**Data for this task:**
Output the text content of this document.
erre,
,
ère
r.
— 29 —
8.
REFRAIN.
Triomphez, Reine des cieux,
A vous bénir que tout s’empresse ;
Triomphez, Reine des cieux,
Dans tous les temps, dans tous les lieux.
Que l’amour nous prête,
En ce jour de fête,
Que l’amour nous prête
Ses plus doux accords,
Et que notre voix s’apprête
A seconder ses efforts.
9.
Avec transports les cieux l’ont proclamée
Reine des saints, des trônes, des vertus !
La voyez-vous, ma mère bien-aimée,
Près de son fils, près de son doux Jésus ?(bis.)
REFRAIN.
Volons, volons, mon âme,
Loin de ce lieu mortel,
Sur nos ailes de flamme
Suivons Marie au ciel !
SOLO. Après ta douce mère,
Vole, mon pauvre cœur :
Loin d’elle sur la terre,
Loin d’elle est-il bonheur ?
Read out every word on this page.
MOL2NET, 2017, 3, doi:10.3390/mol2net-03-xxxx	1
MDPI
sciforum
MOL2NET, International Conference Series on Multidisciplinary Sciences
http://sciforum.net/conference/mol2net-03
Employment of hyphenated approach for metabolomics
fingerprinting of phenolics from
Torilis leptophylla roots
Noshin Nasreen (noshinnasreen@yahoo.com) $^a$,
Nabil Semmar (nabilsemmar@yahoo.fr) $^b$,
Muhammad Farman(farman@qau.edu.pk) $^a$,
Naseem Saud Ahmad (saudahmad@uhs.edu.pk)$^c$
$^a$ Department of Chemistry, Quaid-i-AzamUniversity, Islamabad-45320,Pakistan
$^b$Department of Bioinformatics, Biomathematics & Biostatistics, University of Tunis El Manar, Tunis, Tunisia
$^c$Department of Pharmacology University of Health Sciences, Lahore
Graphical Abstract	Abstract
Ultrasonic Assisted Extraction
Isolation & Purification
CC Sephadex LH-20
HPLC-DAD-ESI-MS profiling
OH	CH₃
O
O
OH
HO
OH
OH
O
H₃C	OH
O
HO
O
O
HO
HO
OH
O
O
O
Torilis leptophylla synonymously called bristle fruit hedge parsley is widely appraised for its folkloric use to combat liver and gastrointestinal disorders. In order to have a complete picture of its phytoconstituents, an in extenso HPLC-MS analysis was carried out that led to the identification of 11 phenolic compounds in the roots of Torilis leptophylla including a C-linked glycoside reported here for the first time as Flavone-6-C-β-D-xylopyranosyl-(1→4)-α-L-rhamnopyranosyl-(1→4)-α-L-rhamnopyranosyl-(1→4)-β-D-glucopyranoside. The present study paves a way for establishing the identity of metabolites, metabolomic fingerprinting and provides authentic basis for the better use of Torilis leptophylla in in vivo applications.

**Description of the task:** Output all records verbatim.

**Exercise solution:**
Output the text content of this document.
erre,
,
ère
r.
— 29 —
8.
REFRAIN.
Triomphez, Reine des cieux,
A vous bénir que tout s’empresse ;
Triomphez, Reine des cieux,
Dans tous les temps, dans tous les lieux.
Que l’amour nous prête,
En ce jour de fête,
Que l’amour nous prête
Ses plus doux accords,
Et que notre voix s’apprête
A seconder ses efforts.
9.
Avec transports les cieux l’ont proclamée
Reine des saints, des trônes, des vertus !
La voyez-vous, ma mère bien-aimée,
Près de son fils, près de son doux Jésus ?(bis.)
REFRAIN.
Volons, volons, mon âme,
Loin de ce lieu mortel,
Sur nos ailes de flamme
Suivons Marie au ciel !
SOLO. Après ta douce mère,
Vole, mon pauvre cœur :
Loin d’elle sur la terre,
Loin d’elle est-il bonheur ?
Read out every word on this page.
MOL2NET, 2017, 3, doi:10.3390/mol2net-03-xxxx	1
MDPI
sciforum
MOL2NET, International Conference Series on Multidisciplinary Sciences
http://sciforum.net/conference/mol2net-03
Employment of hyphenated approach for metabolomics
fingerprinting of phenolics from
Torilis leptophylla roots
Noshin Nasreen (noshinnasreen@yahoo.com) $^a$,
Nabil Semmar (nabilsemmar@yahoo.fr) $^b$,
Muhammad Farman(farman@qau.edu.pk) $^a$,
Naseem Saud Ahmad (saudahmad@uhs.edu.pk)$^c$
$^a$ Department of Chemistry, Quaid-i-AzamUniversity, Islamabad-45320,Pakistan
$^b$Department of Bioinformatics, Biomathematics & Biostatistics, University of Tunis El Manar, Tunis, Tunisia
$^c$Department of Pharmacology University of Health Sciences, Lahore
Graphical Abstract	Abstract
Ultrasonic Assisted Extraction
Isolation & Purification
CC Sephadex LH-20
HPLC-DAD-ESI-MS profiling
OH	CH₃
O
O
OH
HO
OH
OH
O
H₃C	OH
O
HO
O
O
HO
HO
OH
O
O
O
Torilis leptophylla synonymously called bristle fruit hedge parsley is widely appraised for its folkloric use to combat liver and gastrointestinal disorders. In order to have a complete picture of its phytoconstituents, an in extenso HPLC-MS analysis was carried out that led to the identification of 11 phenolic compounds in the roots of Torilis leptophylla including a C-linked glycoside reported here for the first time as Flavone-6-C-β-D-xylopyranosyl-(1→4)-α-L-rhamnopyranosyl-(1→4)-α-L-rhamnopyranosyl-(1→4)-β-D-glucopyranoside. The present study paves a way for establishing the identity of metabolites, metabolomic fingerprinting and provides authentic basis for the better use of Torilis leptophylla in in vivo applications.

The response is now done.